Begin

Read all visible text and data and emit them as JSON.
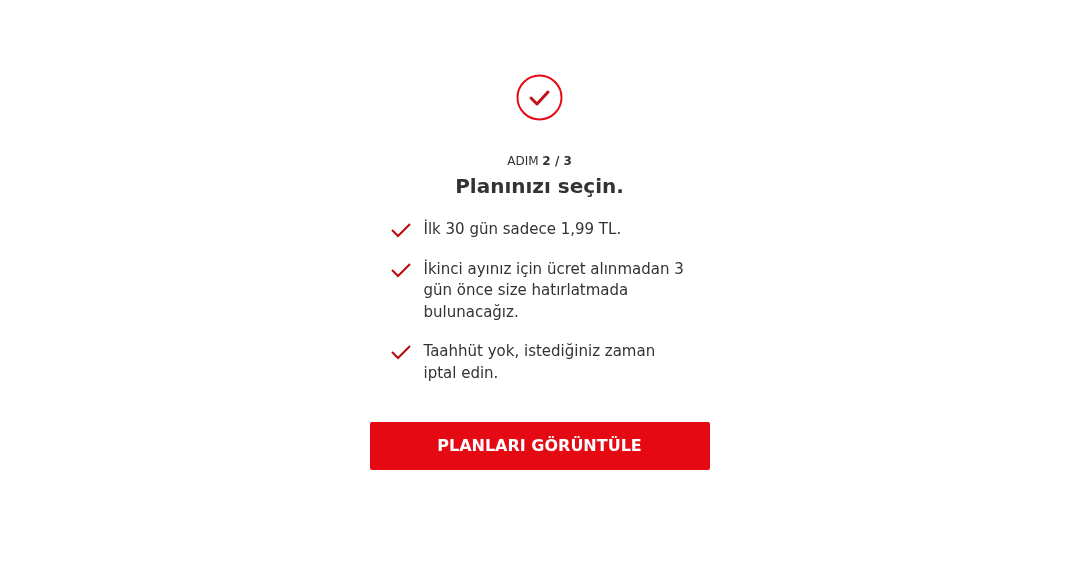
{
  "step_indicator": "ADIM **2 / 3**",
  "title": "Planınızı seçin.",
  "benefits": [
    "İlk 30 gün sadece 1,99 TL.",
    "İkinci ayınız için ücret alınmadan 3 gün önce size hatırlatmada bulunacağız.",
    "Taahhüt yok, istediğiniz zaman iptal edin."
  ],
  "button": "PLANLARI GÖRÜNTÜLE"
}
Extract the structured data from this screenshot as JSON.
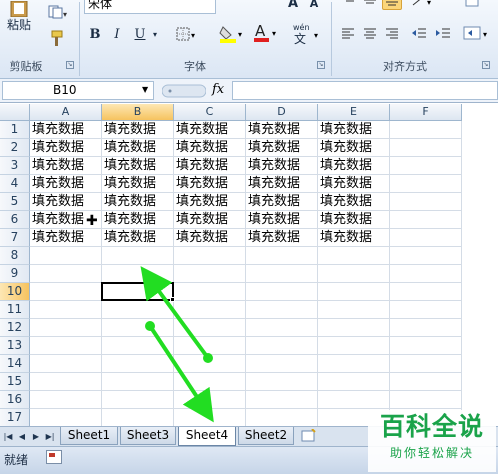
{
  "ribbon": {
    "clipboard": {
      "paste_label": "粘贴",
      "group_label": "剪贴板"
    },
    "font": {
      "font_name": "宋体",
      "bold": "B",
      "italic": "I",
      "underline": "U",
      "font_color_glyph": "A",
      "wen_glyph": "wén\n文",
      "group_label": "字体"
    },
    "align": {
      "group_label": "对齐方式"
    }
  },
  "formula_bar": {
    "name_box": "B10",
    "fx": "fx",
    "formula": ""
  },
  "grid": {
    "columns": [
      "A",
      "B",
      "C",
      "D",
      "E",
      "F"
    ],
    "selected_column": "B",
    "selected_row": "10",
    "rows": [
      {
        "num": "1",
        "cells": [
          "填充数据",
          "填充数据",
          "填充数据",
          "填充数据",
          "填充数据",
          ""
        ]
      },
      {
        "num": "2",
        "cells": [
          "填充数据",
          "填充数据",
          "填充数据",
          "填充数据",
          "填充数据",
          ""
        ]
      },
      {
        "num": "3",
        "cells": [
          "填充数据",
          "填充数据",
          "填充数据",
          "填充数据",
          "填充数据",
          ""
        ]
      },
      {
        "num": "4",
        "cells": [
          "填充数据",
          "填充数据",
          "填充数据",
          "填充数据",
          "填充数据",
          ""
        ]
      },
      {
        "num": "5",
        "cells": [
          "填充数据",
          "填充数据",
          "填充数据",
          "填充数据",
          "填充数据",
          ""
        ]
      },
      {
        "num": "6",
        "cells": [
          "填充数据",
          "填充数据",
          "填充数据",
          "填充数据",
          "填充数据",
          ""
        ]
      },
      {
        "num": "7",
        "cells": [
          "填充数据",
          "填充数据",
          "填充数据",
          "填充数据",
          "填充数据",
          ""
        ]
      },
      {
        "num": "8",
        "cells": [
          "",
          "",
          "",
          "",
          "",
          ""
        ]
      },
      {
        "num": "9",
        "cells": [
          "",
          "",
          "",
          "",
          "",
          ""
        ]
      },
      {
        "num": "10",
        "cells": [
          "",
          "",
          "",
          "",
          "",
          ""
        ]
      },
      {
        "num": "11",
        "cells": [
          "",
          "",
          "",
          "",
          "",
          ""
        ]
      },
      {
        "num": "12",
        "cells": [
          "",
          "",
          "",
          "",
          "",
          ""
        ]
      },
      {
        "num": "13",
        "cells": [
          "",
          "",
          "",
          "",
          "",
          ""
        ]
      },
      {
        "num": "14",
        "cells": [
          "",
          "",
          "",
          "",
          "",
          ""
        ]
      },
      {
        "num": "15",
        "cells": [
          "",
          "",
          "",
          "",
          "",
          ""
        ]
      },
      {
        "num": "16",
        "cells": [
          "",
          "",
          "",
          "",
          "",
          ""
        ]
      },
      {
        "num": "17",
        "cells": [
          "",
          "",
          "",
          "",
          "",
          ""
        ]
      }
    ]
  },
  "sheet_tabs": [
    {
      "label": "Sheet1",
      "active": false
    },
    {
      "label": "Sheet3",
      "active": false
    },
    {
      "label": "Sheet4",
      "active": true
    },
    {
      "label": "Sheet2",
      "active": false
    }
  ],
  "status": {
    "text": "就绪"
  },
  "watermark": {
    "title": "百科全说",
    "subtitle": "助你轻松解决"
  },
  "colors": {
    "arrow": "#22dd22",
    "watermark": "#1aa34a",
    "selected_header": "#f6c35f"
  }
}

End

## WHAT YOU NEED TO DO
Restate the records word for word, omitting images.

## RESPONSE FOR THIS EXERCISE
Read all visible text and data and emit them as JSON.
{
  "step_indicator": "ADIM **2 / 3**",
  "title": "Planınızı seçin.",
  "benefits": [
    "İlk 30 gün sadece 1,99 TL.",
    "İkinci ayınız için ücret alınmadan 3 gün önce size hatırlatmada bulunacağız.",
    "Taahhüt yok, istediğiniz zaman iptal edin."
  ],
  "button": "PLANLARI GÖRÜNTÜLE"
}
Extract the structured data from this screenshot as JSON.
{
  "ribbon": {
    "clipboard": {
      "paste_label": "粘贴",
      "group_label": "剪贴板"
    },
    "font": {
      "font_name": "宋体",
      "bold": "B",
      "italic": "I",
      "underline": "U",
      "font_color_glyph": "A",
      "wen_glyph": "wén\n文",
      "group_label": "字体"
    },
    "align": {
      "group_label": "对齐方式"
    }
  },
  "formula_bar": {
    "name_box": "B10",
    "fx": "fx",
    "formula": ""
  },
  "grid": {
    "columns": [
      "A",
      "B",
      "C",
      "D",
      "E",
      "F"
    ],
    "selected_column": "B",
    "selected_row": "10",
    "rows": [
      {
        "num": "1",
        "cells": [
          "填充数据",
          "填充数据",
          "填充数据",
          "填充数据",
          "填充数据",
          ""
        ]
      },
      {
        "num": "2",
        "cells": [
          "填充数据",
          "填充数据",
          "填充数据",
          "填充数据",
          "填充数据",
          ""
        ]
      },
      {
        "num": "3",
        "cells": [
          "填充数据",
          "填充数据",
          "填充数据",
          "填充数据",
          "填充数据",
          ""
        ]
      },
      {
        "num": "4",
        "cells": [
          "填充数据",
          "填充数据",
          "填充数据",
          "填充数据",
          "填充数据",
          ""
        ]
      },
      {
        "num": "5",
        "cells": [
          "填充数据",
          "填充数据",
          "填充数据",
          "填充数据",
          "填充数据",
          ""
        ]
      },
      {
        "num": "6",
        "cells": [
          "填充数据",
          "填充数据",
          "填充数据",
          "填充数据",
          "填充数据",
          ""
        ]
      },
      {
        "num": "7",
        "cells": [
          "填充数据",
          "填充数据",
          "填充数据",
          "填充数据",
          "填充数据",
          ""
        ]
      },
      {
        "num": "8",
        "cells": [
          "",
          "",
          "",
          "",
          "",
          ""
        ]
      },
      {
        "num": "9",
        "cells": [
          "",
          "",
          "",
          "",
          "",
          ""
        ]
      },
      {
        "num": "10",
        "cells": [
          "",
          "",
          "",
          "",
          "",
          ""
        ]
      },
      {
        "num": "11",
        "cells": [
          "",
          "",
          "",
          "",
          "",
          ""
        ]
      },
      {
        "num": "12",
        "cells": [
          "",
          "",
          "",
          "",
          "",
          ""
        ]
      },
      {
        "num": "13",
        "cells": [
          "",
          "",
          "",
          "",
          "",
          ""
        ]
      },
      {
        "num": "14",
        "cells": [
          "",
          "",
          "",
          "",
          "",
          ""
        ]
      },
      {
        "num": "15",
        "cells": [
          "",
          "",
          "",
          "",
          "",
          ""
        ]
      },
      {
        "num": "16",
        "cells": [
          "",
          "",
          "",
          "",
          "",
          ""
        ]
      },
      {
        "num": "17",
        "cells": [
          "",
          "",
          "",
          "",
          "",
          ""
        ]
      }
    ]
  },
  "sheet_tabs": [
    {
      "label": "Sheet1",
      "active": false
    },
    {
      "label": "Sheet3",
      "active": false
    },
    {
      "label": "Sheet4",
      "active": true
    },
    {
      "label": "Sheet2",
      "active": false
    }
  ],
  "status": {
    "text": "就绪"
  },
  "watermark": {
    "title": "百科全说",
    "subtitle": "助你轻松解决"
  },
  "colors": {
    "arrow": "#22dd22",
    "watermark": "#1aa34a",
    "selected_header": "#f6c35f"
  }
}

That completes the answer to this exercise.